## [PROMPT]
Scan the listing below for the word "everything" and state how many lines hold it. Write nothing but the number.

## [ROWS]

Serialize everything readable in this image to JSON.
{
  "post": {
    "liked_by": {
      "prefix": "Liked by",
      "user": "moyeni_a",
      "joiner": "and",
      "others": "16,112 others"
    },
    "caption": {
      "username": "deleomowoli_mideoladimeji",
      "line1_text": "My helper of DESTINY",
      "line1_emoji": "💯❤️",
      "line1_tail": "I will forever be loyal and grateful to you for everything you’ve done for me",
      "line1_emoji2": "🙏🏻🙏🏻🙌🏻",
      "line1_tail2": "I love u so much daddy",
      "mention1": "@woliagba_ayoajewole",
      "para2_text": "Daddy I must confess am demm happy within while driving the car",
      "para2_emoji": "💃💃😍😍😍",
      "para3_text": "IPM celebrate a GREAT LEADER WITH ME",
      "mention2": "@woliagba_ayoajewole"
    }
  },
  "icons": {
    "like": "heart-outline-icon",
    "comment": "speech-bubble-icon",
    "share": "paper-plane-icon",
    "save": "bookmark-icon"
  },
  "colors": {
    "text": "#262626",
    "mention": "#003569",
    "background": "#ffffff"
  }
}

## [FULL ANSWER]
2